> **TASK INSTRUCTIONS**
Lift out all lines below that contain "West".

> **INPUT**
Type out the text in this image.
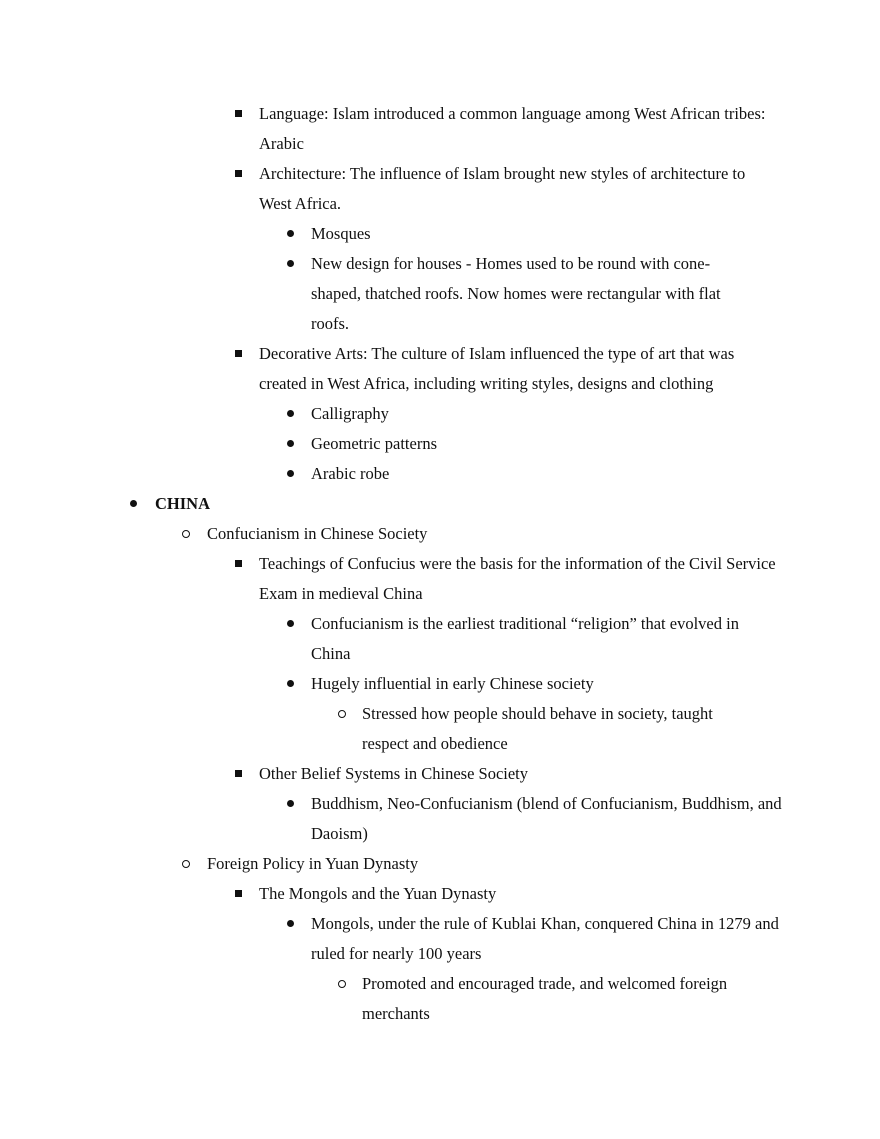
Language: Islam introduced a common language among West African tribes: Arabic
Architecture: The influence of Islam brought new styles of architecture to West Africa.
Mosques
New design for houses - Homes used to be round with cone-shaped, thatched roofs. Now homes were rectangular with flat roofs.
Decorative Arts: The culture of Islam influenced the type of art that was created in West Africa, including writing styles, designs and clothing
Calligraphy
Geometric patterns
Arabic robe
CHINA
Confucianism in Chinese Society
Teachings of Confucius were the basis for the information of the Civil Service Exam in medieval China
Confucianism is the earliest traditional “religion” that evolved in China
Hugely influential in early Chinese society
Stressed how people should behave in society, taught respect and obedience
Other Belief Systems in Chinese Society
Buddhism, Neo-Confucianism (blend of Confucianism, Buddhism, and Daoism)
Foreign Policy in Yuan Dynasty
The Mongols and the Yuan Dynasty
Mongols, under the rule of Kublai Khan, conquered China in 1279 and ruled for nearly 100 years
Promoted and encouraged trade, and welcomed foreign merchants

* * *

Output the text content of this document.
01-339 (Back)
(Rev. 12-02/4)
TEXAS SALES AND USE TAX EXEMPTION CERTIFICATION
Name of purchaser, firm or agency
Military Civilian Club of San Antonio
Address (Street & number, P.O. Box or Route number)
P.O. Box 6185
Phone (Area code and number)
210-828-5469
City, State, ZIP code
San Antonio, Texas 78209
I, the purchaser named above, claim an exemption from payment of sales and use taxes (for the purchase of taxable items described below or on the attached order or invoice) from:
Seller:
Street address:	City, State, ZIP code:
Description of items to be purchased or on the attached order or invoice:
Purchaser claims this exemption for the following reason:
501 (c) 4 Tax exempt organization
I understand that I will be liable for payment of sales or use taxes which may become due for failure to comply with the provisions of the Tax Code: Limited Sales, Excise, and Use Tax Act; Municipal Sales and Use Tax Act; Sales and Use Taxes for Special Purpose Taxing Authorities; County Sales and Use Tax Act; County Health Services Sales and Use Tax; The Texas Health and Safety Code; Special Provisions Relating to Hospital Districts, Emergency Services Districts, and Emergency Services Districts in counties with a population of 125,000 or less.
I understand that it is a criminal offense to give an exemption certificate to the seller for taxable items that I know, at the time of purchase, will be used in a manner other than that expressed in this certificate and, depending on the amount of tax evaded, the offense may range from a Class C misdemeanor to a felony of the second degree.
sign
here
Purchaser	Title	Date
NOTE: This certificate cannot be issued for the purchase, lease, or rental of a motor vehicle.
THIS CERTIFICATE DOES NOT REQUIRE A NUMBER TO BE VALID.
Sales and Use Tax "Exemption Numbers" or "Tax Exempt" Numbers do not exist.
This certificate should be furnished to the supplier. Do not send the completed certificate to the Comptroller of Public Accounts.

--

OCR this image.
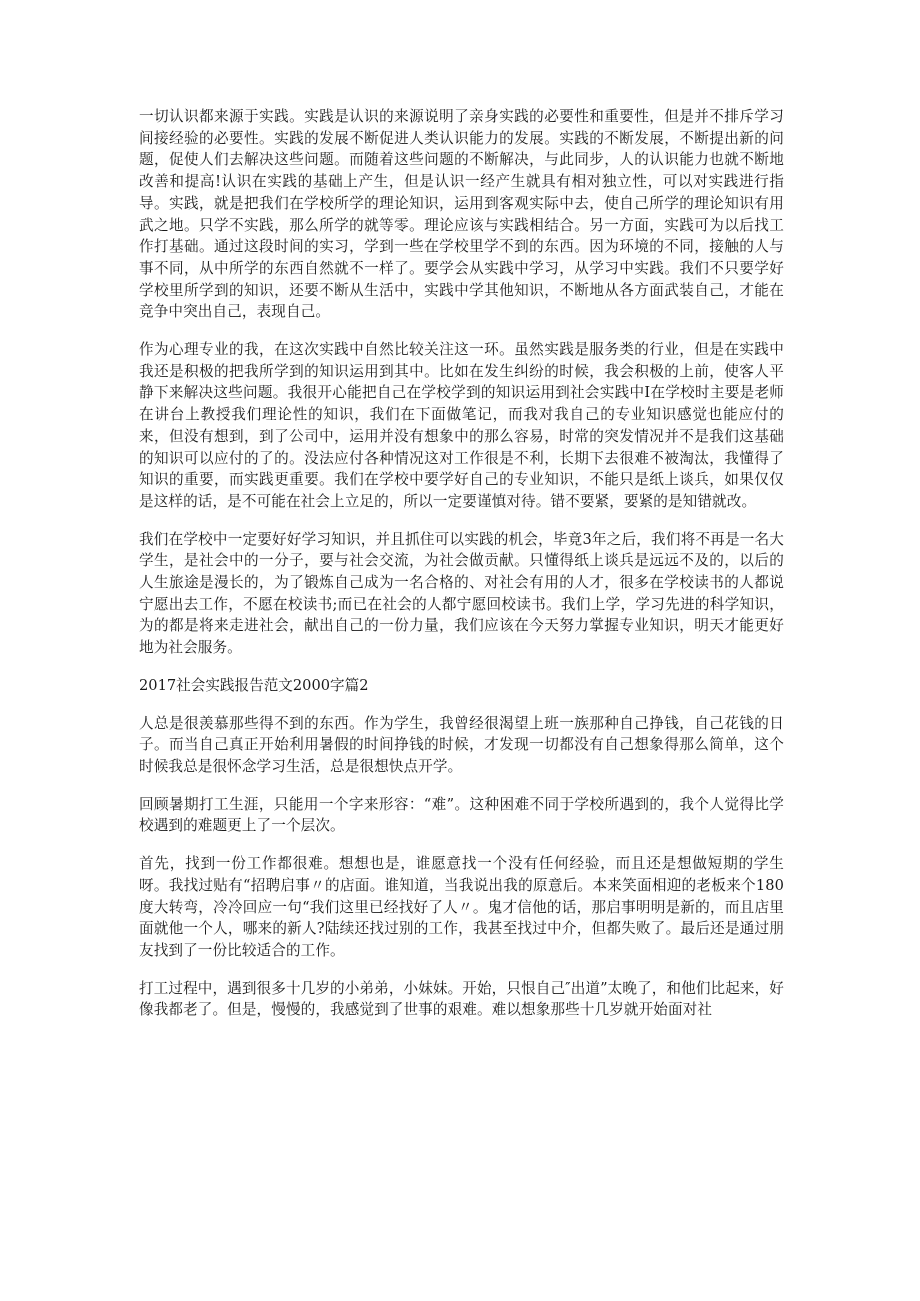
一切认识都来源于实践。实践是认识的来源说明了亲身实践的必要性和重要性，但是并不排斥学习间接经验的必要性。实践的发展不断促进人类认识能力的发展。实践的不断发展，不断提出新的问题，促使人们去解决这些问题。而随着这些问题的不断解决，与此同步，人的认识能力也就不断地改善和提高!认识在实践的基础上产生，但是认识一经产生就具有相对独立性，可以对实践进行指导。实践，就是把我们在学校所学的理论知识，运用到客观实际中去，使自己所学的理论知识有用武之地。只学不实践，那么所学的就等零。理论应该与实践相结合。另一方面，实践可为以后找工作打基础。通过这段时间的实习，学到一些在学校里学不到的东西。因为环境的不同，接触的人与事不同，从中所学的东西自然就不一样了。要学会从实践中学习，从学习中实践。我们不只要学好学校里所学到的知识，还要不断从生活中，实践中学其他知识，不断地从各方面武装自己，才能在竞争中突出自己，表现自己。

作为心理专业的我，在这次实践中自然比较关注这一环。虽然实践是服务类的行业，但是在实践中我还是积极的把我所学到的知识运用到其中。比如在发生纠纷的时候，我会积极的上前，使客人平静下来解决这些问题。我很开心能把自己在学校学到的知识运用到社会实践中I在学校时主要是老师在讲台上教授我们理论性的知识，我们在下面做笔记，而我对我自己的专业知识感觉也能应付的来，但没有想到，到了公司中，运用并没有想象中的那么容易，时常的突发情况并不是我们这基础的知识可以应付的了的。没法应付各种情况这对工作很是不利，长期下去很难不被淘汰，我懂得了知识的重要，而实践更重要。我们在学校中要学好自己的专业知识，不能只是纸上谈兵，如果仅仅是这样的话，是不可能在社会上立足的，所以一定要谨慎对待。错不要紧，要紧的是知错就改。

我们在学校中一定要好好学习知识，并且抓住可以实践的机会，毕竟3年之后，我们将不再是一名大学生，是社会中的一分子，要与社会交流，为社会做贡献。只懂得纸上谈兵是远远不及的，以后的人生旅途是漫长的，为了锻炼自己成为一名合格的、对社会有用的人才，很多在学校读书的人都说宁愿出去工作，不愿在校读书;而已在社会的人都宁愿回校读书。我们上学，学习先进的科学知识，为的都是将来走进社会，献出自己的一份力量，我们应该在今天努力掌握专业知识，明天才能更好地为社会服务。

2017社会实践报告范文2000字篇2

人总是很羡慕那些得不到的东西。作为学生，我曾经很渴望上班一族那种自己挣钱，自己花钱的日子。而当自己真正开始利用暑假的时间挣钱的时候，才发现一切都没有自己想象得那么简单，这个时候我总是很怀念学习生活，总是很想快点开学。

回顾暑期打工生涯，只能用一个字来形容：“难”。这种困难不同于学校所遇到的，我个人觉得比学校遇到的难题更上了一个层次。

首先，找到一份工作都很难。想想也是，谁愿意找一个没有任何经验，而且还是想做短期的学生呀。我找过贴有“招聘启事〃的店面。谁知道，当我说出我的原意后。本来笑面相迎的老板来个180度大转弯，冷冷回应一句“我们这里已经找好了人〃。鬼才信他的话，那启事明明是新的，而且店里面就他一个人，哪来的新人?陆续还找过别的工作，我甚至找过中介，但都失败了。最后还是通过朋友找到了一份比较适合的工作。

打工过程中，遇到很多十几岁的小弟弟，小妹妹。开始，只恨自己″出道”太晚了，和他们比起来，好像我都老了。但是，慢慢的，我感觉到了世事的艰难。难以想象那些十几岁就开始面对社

> **TASK RESPONSE**
Language: Islam introduced a common language among West African tribes: Arabic
Architecture: The influence of Islam brought new styles of architecture to West Africa.
Decorative Arts: The culture of Islam influenced the type of art that was created in West Africa, including writing styles, designs and clothing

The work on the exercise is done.